§ **YOUR TASK**:
Only the lines from the line holding "Parse this chart: output" to the last line should be output, each exactly as given.

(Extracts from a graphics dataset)
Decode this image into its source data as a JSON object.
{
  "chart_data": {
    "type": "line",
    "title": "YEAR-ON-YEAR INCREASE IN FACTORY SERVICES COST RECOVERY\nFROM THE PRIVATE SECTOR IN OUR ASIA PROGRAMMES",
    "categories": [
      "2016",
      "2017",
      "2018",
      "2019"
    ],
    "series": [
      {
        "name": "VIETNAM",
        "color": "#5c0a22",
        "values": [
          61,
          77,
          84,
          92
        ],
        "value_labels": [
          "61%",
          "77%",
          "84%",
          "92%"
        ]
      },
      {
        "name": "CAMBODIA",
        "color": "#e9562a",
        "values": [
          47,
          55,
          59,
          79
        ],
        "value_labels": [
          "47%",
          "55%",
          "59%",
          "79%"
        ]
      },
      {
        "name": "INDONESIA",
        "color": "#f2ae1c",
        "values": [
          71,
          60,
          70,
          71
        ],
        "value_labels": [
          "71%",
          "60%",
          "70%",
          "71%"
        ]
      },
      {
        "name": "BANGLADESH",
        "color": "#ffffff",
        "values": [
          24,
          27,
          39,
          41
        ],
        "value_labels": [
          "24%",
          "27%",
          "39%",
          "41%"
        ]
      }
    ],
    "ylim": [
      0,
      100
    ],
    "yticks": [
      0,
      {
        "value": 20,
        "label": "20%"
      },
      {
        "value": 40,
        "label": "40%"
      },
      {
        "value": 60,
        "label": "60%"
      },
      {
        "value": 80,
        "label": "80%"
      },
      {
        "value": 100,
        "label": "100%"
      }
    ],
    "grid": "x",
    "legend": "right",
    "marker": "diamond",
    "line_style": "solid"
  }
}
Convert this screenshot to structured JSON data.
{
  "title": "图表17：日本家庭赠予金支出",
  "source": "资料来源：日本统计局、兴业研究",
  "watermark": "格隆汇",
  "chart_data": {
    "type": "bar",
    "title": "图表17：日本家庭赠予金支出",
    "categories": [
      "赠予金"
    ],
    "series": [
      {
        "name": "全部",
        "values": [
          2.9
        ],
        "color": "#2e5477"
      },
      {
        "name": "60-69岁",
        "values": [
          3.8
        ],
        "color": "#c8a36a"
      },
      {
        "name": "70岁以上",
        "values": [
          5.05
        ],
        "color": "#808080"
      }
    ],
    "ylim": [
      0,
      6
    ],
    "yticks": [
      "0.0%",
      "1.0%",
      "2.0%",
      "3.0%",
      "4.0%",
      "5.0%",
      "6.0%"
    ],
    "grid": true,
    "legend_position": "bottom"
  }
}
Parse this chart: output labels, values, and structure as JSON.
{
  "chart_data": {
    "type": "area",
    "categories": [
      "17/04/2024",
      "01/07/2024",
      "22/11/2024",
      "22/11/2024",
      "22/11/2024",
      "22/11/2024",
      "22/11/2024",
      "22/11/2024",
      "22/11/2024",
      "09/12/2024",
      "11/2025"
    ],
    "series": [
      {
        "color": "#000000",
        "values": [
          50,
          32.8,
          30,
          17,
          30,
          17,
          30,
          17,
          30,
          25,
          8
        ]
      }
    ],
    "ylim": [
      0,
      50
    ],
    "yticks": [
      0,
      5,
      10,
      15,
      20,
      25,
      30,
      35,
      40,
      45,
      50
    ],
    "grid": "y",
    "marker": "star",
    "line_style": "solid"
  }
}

§ **WRITTEN ANSWER**:
Parse this chart: output labels, values, and structure as JSON.
{
  "chart_data": {
    "type": "area",
    "categories": [
      "17/04/2024",
      "01/07/2024",
      "22/11/2024",
      "22/11/2024",
      "22/11/2024",
      "22/11/2024",
      "22/11/2024",
      "22/11/2024",
      "22/11/2024",
      "09/12/2024",
      "11/2025"
    ],
    "series": [
      {
        "color": "#000000",
        "values": [
          50,
          32.8,
          30,
          17,
          30,
          17,
          30,
          17,
          30,
          25,
          8
        ]
      }
    ],
    "ylim": [
      0,
      50
    ],
    "yticks": [
      0,
      5,
      10,
      15,
      20,
      25,
      30,
      35,
      40,
      45,
      50
    ],
    "grid": "y",
    "marker": "star",
    "line_style": "solid"
  }
}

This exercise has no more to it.